• _Task brief_
Lines in the entries below where the word "tools" shows up should each be copied.

Records from a collection
◆ ◆ ◆
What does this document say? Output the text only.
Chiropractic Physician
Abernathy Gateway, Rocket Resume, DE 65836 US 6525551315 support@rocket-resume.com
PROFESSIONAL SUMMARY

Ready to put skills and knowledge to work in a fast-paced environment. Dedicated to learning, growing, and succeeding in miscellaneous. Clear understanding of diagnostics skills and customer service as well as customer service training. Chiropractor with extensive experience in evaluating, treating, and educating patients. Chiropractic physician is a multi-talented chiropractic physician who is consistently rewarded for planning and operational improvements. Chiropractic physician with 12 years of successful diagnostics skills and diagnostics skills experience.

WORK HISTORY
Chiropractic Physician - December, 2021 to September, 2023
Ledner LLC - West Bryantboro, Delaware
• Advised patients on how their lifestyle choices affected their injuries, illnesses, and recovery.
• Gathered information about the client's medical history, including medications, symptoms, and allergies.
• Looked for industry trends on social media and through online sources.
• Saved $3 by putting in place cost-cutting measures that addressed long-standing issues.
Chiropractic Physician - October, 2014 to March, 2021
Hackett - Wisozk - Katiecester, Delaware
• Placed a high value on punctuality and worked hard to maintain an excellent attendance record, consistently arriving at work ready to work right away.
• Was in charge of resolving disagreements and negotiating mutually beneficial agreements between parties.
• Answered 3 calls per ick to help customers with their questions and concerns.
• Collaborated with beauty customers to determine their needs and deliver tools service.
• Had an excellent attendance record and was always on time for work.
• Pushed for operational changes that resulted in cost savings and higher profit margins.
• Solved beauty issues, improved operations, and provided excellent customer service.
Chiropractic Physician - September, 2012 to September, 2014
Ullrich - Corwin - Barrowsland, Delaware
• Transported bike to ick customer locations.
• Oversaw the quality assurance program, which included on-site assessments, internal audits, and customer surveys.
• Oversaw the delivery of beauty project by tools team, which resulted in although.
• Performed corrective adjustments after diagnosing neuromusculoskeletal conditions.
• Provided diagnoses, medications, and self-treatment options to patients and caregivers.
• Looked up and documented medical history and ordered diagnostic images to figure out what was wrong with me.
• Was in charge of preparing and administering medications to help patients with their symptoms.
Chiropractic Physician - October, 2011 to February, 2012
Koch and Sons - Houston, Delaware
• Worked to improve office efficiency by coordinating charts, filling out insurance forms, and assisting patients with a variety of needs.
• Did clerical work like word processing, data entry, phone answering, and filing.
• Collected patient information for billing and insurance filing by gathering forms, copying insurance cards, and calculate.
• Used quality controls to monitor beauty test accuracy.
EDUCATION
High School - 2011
◆ ◆ ◆
• _Answer to this task_
• Collaborated with beauty customers to determine their needs and deliver tools service.
• Oversaw the delivery of beauty project by tools team, which resulted in although.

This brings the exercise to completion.